-- DO THIS --
Determine how many lines of this material contain "mablag". Give only the number.

-- STORED RECORDS --
━━━━━━━━━━━━━━━━━━━━

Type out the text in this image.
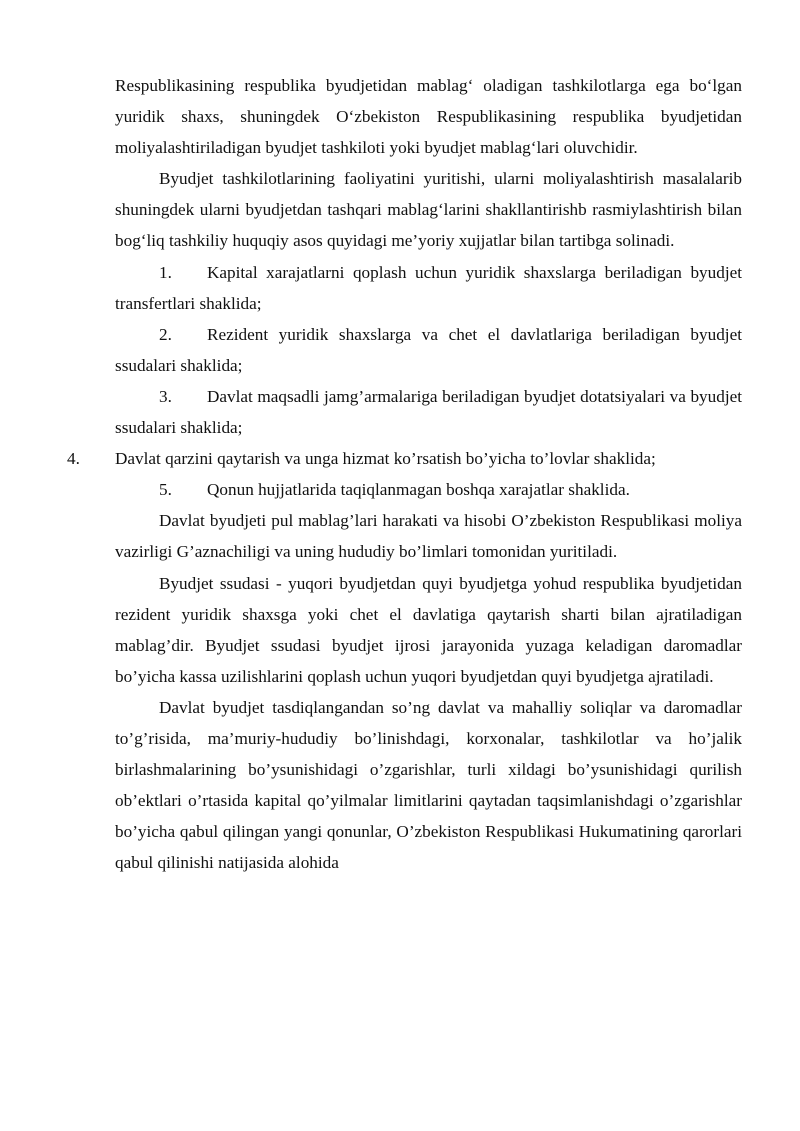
Respublikasining respublika byudjetidan mablag‘ oladigan tashkilotlarga ega bo‘lgan yuridik shaxs, shuningdek O‘zbekiston Respublikasining respublika byudjetidan moliyalashtiriladigan byudjet tashkiloti yoki byudjet mablag‘lari oluvchidir.

Byudjet tashkilotlarining faoliyatini yuritishi, ularni moliyalashtirish masalalarib shuningdek ularni byudjetdan tashqari mablag‘larini shakllantirishb rasmiylashtirish bilan bog‘liq tashkiliy huquqiy asos quyidagi me’yoriy xujjatlar bilan tartibga solinadi.

1. Kapital xarajatlarni qoplash uchun yuridik shaxslarga beriladigan byudjet transfertlari shaklida;

2. Rezident yuridik shaxslarga va chet el davlatlariga beriladigan byudjet ssudalari shaklida;

3. Davlat maqsadli jamg’armalariga beriladigan byudjet dotatsiyalari va byudjet ssudalari shaklida;

4. Davlat qarzini qaytarish va unga hizmat ko’rsatish bo’yicha to’lovlar shaklida;

5. Qonun hujjatlarida taqiqlanmagan boshqa xarajatlar shaklida.

Davlat byudjeti pul mablag’lari harakati va hisobi O’zbekiston Respublikasi moliya vazirligi G’aznachiligi va uning hududiy bo’limlari tomonidan yuritiladi.

Byudjet ssudasi - yuqori byudjetdan quyi byudjetga yohud respublika byudjetidan rezident yuridik shaxsga yoki chet el davlatiga qaytarish sharti bilan ajratiladigan mablag’dir. Byudjet ssudasi byudjet ijrosi jarayonida yuzaga keladigan daromadlar bo’yicha kassa uzilishlarini qoplash uchun yuqori byudjetdan quyi byudjetga ajratiladi.

Davlat byudjet tasdiqlangandan so’ng davlat va mahalliy soliqlar va daromadlar to’g’risida, ma’muriy-hududiy bo’linishdagi, korxonalar, tashkilotlar va ho’jalik birlashmalarining bo’ysunishidagi o’zgarishlar, turli xildagi bo’ysunishidagi qurilish ob’ektlari o’rtasida kapital qo’yilmalar limitlarini qaytadan taqsimlanishdagi o’zgarishlar bo’yicha qabul qilingan yangi qonunlar, O’zbekiston Respublikasi Hukumatining qarorlari qabul qilinishi natijasida alohida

━━━━━━━━━━━━━━━━━━━━

-- ANSWER TO THIS TASK --
4